Records for the task:
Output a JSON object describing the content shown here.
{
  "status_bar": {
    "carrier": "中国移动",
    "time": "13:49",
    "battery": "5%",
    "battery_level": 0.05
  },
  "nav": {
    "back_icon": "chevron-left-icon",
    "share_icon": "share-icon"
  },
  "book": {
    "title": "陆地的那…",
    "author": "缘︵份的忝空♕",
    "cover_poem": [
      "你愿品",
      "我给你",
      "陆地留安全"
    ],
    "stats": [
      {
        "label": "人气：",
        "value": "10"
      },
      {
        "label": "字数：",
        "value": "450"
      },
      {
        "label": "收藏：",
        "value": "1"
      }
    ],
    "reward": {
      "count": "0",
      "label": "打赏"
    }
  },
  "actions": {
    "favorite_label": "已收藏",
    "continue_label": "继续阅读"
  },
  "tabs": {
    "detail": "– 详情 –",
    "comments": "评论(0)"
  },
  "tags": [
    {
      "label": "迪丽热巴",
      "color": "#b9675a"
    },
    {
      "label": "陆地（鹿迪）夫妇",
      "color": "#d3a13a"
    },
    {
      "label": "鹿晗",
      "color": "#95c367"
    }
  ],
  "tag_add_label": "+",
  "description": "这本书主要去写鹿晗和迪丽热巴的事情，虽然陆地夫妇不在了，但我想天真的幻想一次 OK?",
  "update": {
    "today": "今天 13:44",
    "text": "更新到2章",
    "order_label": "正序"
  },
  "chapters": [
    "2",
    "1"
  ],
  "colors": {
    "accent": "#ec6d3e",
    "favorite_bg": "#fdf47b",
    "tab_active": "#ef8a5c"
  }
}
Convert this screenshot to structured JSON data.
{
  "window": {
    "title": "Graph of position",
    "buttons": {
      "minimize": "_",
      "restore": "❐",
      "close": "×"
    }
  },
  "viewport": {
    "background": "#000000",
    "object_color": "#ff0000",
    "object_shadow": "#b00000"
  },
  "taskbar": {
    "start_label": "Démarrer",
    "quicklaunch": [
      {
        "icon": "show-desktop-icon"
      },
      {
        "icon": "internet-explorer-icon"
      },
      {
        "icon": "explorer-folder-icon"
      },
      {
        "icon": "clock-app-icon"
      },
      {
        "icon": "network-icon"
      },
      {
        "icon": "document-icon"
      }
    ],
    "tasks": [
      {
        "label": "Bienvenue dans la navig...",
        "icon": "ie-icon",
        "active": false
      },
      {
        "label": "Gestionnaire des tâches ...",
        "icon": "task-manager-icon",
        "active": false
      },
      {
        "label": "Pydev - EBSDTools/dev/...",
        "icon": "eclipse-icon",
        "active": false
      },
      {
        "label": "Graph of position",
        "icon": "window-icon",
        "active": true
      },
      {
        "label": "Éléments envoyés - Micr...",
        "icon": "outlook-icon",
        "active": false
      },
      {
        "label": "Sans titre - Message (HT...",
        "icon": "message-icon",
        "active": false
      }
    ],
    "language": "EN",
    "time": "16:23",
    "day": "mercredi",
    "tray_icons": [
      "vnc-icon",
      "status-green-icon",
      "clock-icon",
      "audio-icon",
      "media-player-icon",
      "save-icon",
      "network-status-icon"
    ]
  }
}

Task to complete:
From the records above, extract every entry verbatim.

Complete answer:
Output a JSON object describing the content shown here.
{
  "status_bar": {
    "carrier": "中国移动",
    "time": "13:49",
    "battery": "5%",
    "battery_level": 0.05
  },
  "nav": {
    "back_icon": "chevron-left-icon",
    "share_icon": "share-icon"
  },
  "book": {
    "title": "陆地的那…",
    "author": "缘︵份的忝空♕",
    "cover_poem": [
      "你愿品",
      "我给你",
      "陆地留安全"
    ],
    "stats": [
      {
        "label": "人气：",
        "value": "10"
      },
      {
        "label": "字数：",
        "value": "450"
      },
      {
        "label": "收藏：",
        "value": "1"
      }
    ],
    "reward": {
      "count": "0",
      "label": "打赏"
    }
  },
  "actions": {
    "favorite_label": "已收藏",
    "continue_label": "继续阅读"
  },
  "tabs": {
    "detail": "– 详情 –",
    "comments": "评论(0)"
  },
  "tags": [
    {
      "label": "迪丽热巴",
      "color": "#b9675a"
    },
    {
      "label": "陆地（鹿迪）夫妇",
      "color": "#d3a13a"
    },
    {
      "label": "鹿晗",
      "color": "#95c367"
    }
  ],
  "tag_add_label": "+",
  "description": "这本书主要去写鹿晗和迪丽热巴的事情，虽然陆地夫妇不在了，但我想天真的幻想一次 OK?",
  "update": {
    "today": "今天 13:44",
    "text": "更新到2章",
    "order_label": "正序"
  },
  "chapters": [
    "2",
    "1"
  ],
  "colors": {
    "accent": "#ec6d3e",
    "favorite_bg": "#fdf47b",
    "tab_active": "#ef8a5c"
  }
}
Convert this screenshot to structured JSON data.
{
  "window": {
    "title": "Graph of position",
    "buttons": {
      "minimize": "_",
      "restore": "❐",
      "close": "×"
    }
  },
  "viewport": {
    "background": "#000000",
    "object_color": "#ff0000",
    "object_shadow": "#b00000"
  },
  "taskbar": {
    "start_label": "Démarrer",
    "quicklaunch": [
      {
        "icon": "show-desktop-icon"
      },
      {
        "icon": "internet-explorer-icon"
      },
      {
        "icon": "explorer-folder-icon"
      },
      {
        "icon": "clock-app-icon"
      },
      {
        "icon": "network-icon"
      },
      {
        "icon": "document-icon"
      }
    ],
    "tasks": [
      {
        "label": "Bienvenue dans la navig...",
        "icon": "ie-icon",
        "active": false
      },
      {
        "label": "Gestionnaire des tâches ...",
        "icon": "task-manager-icon",
        "active": false
      },
      {
        "label": "Pydev - EBSDTools/dev/...",
        "icon": "eclipse-icon",
        "active": false
      },
      {
        "label": "Graph of position",
        "icon": "window-icon",
        "active": true
      },
      {
        "label": "Éléments envoyés - Micr...",
        "icon": "outlook-icon",
        "active": false
      },
      {
        "label": "Sans titre - Message (HT...",
        "icon": "message-icon",
        "active": false
      }
    ],
    "language": "EN",
    "time": "16:23",
    "day": "mercredi",
    "tray_icons": [
      "vnc-icon",
      "status-green-icon",
      "clock-icon",
      "audio-icon",
      "media-player-icon",
      "save-icon",
      "network-status-icon"
    ]
  }
}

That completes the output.